### Problem requirements:
From the listing that follows, extract every line and set it down unaltered.

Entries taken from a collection
* * * *

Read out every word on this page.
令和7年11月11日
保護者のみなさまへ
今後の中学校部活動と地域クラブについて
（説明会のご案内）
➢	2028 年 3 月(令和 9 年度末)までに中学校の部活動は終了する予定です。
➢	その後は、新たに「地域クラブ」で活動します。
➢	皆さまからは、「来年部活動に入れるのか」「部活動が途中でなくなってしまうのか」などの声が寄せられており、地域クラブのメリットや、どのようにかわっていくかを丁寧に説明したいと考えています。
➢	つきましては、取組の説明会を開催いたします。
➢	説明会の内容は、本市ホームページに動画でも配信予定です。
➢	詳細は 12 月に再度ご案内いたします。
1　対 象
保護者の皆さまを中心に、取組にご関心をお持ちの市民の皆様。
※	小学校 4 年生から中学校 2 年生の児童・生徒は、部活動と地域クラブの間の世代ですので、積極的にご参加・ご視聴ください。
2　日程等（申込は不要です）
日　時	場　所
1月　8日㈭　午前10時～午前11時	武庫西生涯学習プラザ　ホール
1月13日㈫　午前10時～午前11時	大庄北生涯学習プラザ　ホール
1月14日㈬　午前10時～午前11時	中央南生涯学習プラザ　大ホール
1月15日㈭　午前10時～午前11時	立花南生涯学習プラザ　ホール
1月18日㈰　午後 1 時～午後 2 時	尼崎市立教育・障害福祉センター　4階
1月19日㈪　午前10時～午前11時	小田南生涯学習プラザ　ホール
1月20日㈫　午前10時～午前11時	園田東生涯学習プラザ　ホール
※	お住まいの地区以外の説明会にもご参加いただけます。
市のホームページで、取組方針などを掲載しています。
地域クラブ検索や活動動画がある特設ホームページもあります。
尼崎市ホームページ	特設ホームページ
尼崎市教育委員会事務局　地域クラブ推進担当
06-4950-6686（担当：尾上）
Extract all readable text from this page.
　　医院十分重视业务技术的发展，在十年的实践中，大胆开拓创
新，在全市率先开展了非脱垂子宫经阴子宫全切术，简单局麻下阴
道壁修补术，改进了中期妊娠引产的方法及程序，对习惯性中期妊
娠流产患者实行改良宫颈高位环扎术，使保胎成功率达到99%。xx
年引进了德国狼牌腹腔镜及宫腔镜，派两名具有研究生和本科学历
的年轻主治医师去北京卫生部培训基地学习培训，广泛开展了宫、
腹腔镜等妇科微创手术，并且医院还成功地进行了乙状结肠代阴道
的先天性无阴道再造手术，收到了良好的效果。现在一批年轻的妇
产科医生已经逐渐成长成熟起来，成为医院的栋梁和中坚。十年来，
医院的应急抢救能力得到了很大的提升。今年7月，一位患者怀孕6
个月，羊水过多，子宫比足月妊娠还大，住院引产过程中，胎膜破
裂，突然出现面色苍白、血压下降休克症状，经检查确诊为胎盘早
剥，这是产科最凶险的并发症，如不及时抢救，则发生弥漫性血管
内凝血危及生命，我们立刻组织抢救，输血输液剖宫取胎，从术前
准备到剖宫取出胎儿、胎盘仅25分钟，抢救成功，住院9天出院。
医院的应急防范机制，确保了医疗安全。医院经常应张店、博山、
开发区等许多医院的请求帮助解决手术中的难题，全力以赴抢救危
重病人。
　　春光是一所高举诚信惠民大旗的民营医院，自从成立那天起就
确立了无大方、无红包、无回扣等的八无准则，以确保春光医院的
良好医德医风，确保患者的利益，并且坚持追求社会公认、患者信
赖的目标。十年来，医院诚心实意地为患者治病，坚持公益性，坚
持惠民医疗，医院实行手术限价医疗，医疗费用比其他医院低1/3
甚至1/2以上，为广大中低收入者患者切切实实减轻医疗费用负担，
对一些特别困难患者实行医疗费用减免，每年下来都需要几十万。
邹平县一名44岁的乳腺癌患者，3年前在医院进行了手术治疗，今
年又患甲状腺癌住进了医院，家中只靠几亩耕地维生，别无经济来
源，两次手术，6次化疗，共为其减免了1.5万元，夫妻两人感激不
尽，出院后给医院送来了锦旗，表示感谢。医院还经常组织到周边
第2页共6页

* * * *

### Response:
Read out every word on this page.
令和7年11月11日
保護者のみなさまへ
今後の中学校部活動と地域クラブについて
（説明会のご案内）
➢	2028 年 3 月(令和 9 年度末)までに中学校の部活動は終了する予定です。
➢	その後は、新たに「地域クラブ」で活動します。
➢	皆さまからは、「来年部活動に入れるのか」「部活動が途中でなくなってしまうのか」などの声が寄せられており、地域クラブのメリットや、どのようにかわっていくかを丁寧に説明したいと考えています。
➢	つきましては、取組の説明会を開催いたします。
➢	説明会の内容は、本市ホームページに動画でも配信予定です。
➢	詳細は 12 月に再度ご案内いたします。
1　対 象
保護者の皆さまを中心に、取組にご関心をお持ちの市民の皆様。
※	小学校 4 年生から中学校 2 年生の児童・生徒は、部活動と地域クラブの間の世代ですので、積極的にご参加・ご視聴ください。
2　日程等（申込は不要です）
日　時	場　所
1月　8日㈭　午前10時～午前11時	武庫西生涯学習プラザ　ホール
1月13日㈫　午前10時～午前11時	大庄北生涯学習プラザ　ホール
1月14日㈬　午前10時～午前11時	中央南生涯学習プラザ　大ホール
1月15日㈭　午前10時～午前11時	立花南生涯学習プラザ　ホール
1月18日㈰　午後 1 時～午後 2 時	尼崎市立教育・障害福祉センター　4階
1月19日㈪　午前10時～午前11時	小田南生涯学習プラザ　ホール
1月20日㈫　午前10時～午前11時	園田東生涯学習プラザ　ホール
※	お住まいの地区以外の説明会にもご参加いただけます。
市のホームページで、取組方針などを掲載しています。
地域クラブ検索や活動動画がある特設ホームページもあります。
尼崎市ホームページ	特設ホームページ
尼崎市教育委員会事務局　地域クラブ推進担当
06-4950-6686（担当：尾上）
Extract all readable text from this page.
　　医院十分重视业务技术的发展，在十年的实践中，大胆开拓创
新，在全市率先开展了非脱垂子宫经阴子宫全切术，简单局麻下阴
道壁修补术，改进了中期妊娠引产的方法及程序，对习惯性中期妊
娠流产患者实行改良宫颈高位环扎术，使保胎成功率达到99%。xx
年引进了德国狼牌腹腔镜及宫腔镜，派两名具有研究生和本科学历
的年轻主治医师去北京卫生部培训基地学习培训，广泛开展了宫、
腹腔镜等妇科微创手术，并且医院还成功地进行了乙状结肠代阴道
的先天性无阴道再造手术，收到了良好的效果。现在一批年轻的妇
产科医生已经逐渐成长成熟起来，成为医院的栋梁和中坚。十年来，
医院的应急抢救能力得到了很大的提升。今年7月，一位患者怀孕6
个月，羊水过多，子宫比足月妊娠还大，住院引产过程中，胎膜破
裂，突然出现面色苍白、血压下降休克症状，经检查确诊为胎盘早
剥，这是产科最凶险的并发症，如不及时抢救，则发生弥漫性血管
内凝血危及生命，我们立刻组织抢救，输血输液剖宫取胎，从术前
准备到剖宫取出胎儿、胎盘仅25分钟，抢救成功，住院9天出院。
医院的应急防范机制，确保了医疗安全。医院经常应张店、博山、
开发区等许多医院的请求帮助解决手术中的难题，全力以赴抢救危
重病人。
　　春光是一所高举诚信惠民大旗的民营医院，自从成立那天起就
确立了无大方、无红包、无回扣等的八无准则，以确保春光医院的
良好医德医风，确保患者的利益，并且坚持追求社会公认、患者信
赖的目标。十年来，医院诚心实意地为患者治病，坚持公益性，坚
持惠民医疗，医院实行手术限价医疗，医疗费用比其他医院低1/3
甚至1/2以上，为广大中低收入者患者切切实实减轻医疗费用负担，
对一些特别困难患者实行医疗费用减免，每年下来都需要几十万。
邹平县一名44岁的乳腺癌患者，3年前在医院进行了手术治疗，今
年又患甲状腺癌住进了医院，家中只靠几亩耕地维生，别无经济来
源，两次手术，6次化疗，共为其减免了1.5万元，夫妻两人感激不
尽，出院后给医院送来了锦旗，表示感谢。医院还经常组织到周边
第2页共6页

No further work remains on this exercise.